#### [Selected extract]

The 7 Best Horror Movies Currently Streaming On Peacock
Movie genres may ebb and flow out of popularity, but horror remains a permanent fixture in the annals of pop culture.
Like romantic comedies or family-friendly Disney films, every generation expresses enthusiasm towards horror films, bonding over the continuous jump scares, disturbing narratives, and relatable protagonists featured in such iconic films as Dracula and Frankenstein in the 1930s to Get Out and Hereditary in more recent decades.
Luckily, viewers will find plenty of worthwhile streaming options when looking at the numerous horror films featured on Peacock, including the platform’s most buzzworthy new arrival: 2024’s Nosferatu. From unsettling slasher films to bewildering ghost stories, here are some of the greatest horror films currently streaming on Peacock.
Terrifier (2016)

Nowadays, most people tend to look more fondly on the recent entries in the Terrifier series than they do the franchise’s original installment. Growing from a low-budget indie horror film into one of the most successful slasher franchises of the past decade, Damien Leone’s Terrifier has managed to become the modern equivalent to Scream, Halloween, or A Nightmare on Elm Street, complete with an easily recognizable central villain in the form of Art the Clown. Though its later installments might be stronger, there’s still something about seeing the Terrifier series in its infancy with its opening 2016 chapter, showcasing Leone’s maturation from an aspiring indie hopeful into the gory successor to John Carpenter, Wes Craven, or Tobe Hooper we know and love today.
The House of the Devil (2009)

#### [Given information]

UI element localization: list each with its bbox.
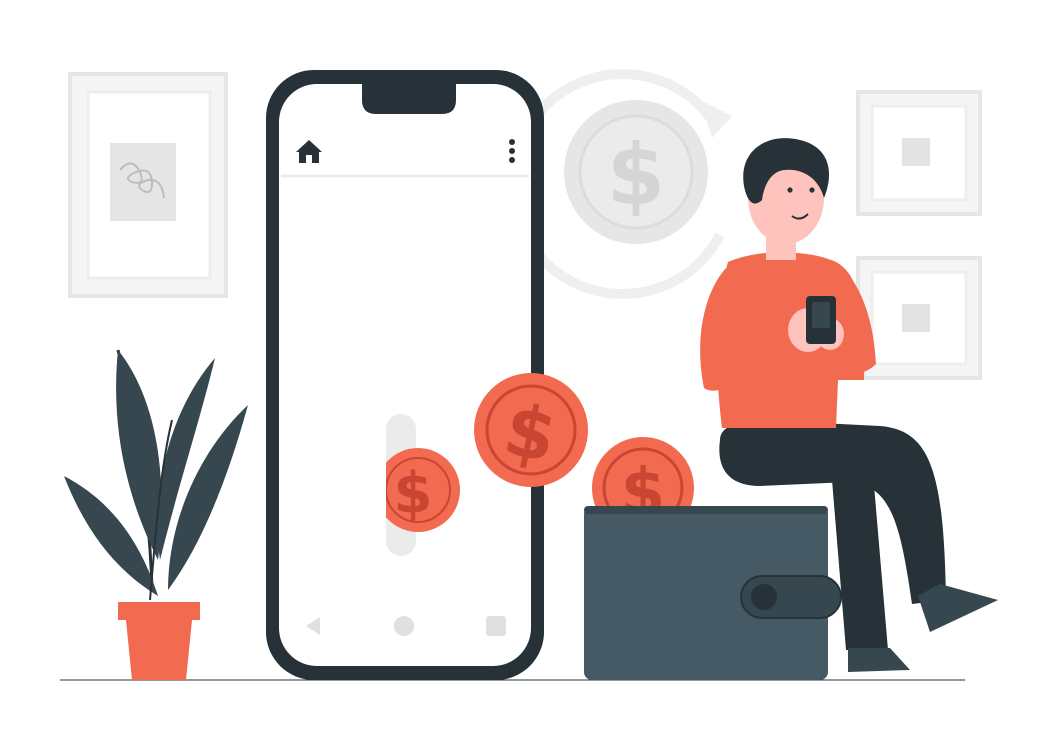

#### [Short exercise 1]
In the Peacock horror list, why is the 2016 Terrifier still worth watching, even though its later installments might be stronger?
#### [Short exercise 2]
Copy the stretch of the Peacock horror list from "Nowadays, most people" through "the Devil (2009)", word for word.
#### [Short exercise 3]
Translate this sentence from the Peacock horror list into Spanish: "Movie genres may ebb and flow out of popularity, but horror remains a permanent fixture in the annals of pop culture."

#### [Full output 1]
It shows the Terrifier series in its infancy. It also shows Damien Leone's maturation from an aspiring indie hopeful into the gory successor to John Carpenter, Wes Craven, or Tobe Hooper.

#### [Full output 2]
Nowadays, most people tend to look more fondly on the recent entries in the Terrifier series than they do the franchise’s original installment. Growing from a low-budget indie horror film into one of the most successful slasher franchises of the past decade, Damien Leone’s Terrifier has managed to become the modern equivalent to Scream, Halloween, or A Nightmare on Elm Street, complete with an easily recognizable central villain in the form of Art the Clown. Though its later installments might be stronger, there’s still something about seeing the Terrifier series in its infancy with its opening 2016 chapter, showcasing Leone’s maturation from an aspiring indie hopeful into the gory successor to John Carpenter, Wes Craven, or Tobe Hooper we know and love today.
The House of the Devil (2009)

#### [Full output 3]
Los géneros cinematográficos pueden ganar y perder popularidad, pero el terror sigue siendo un elemento permanente en los anales de la cultura pop.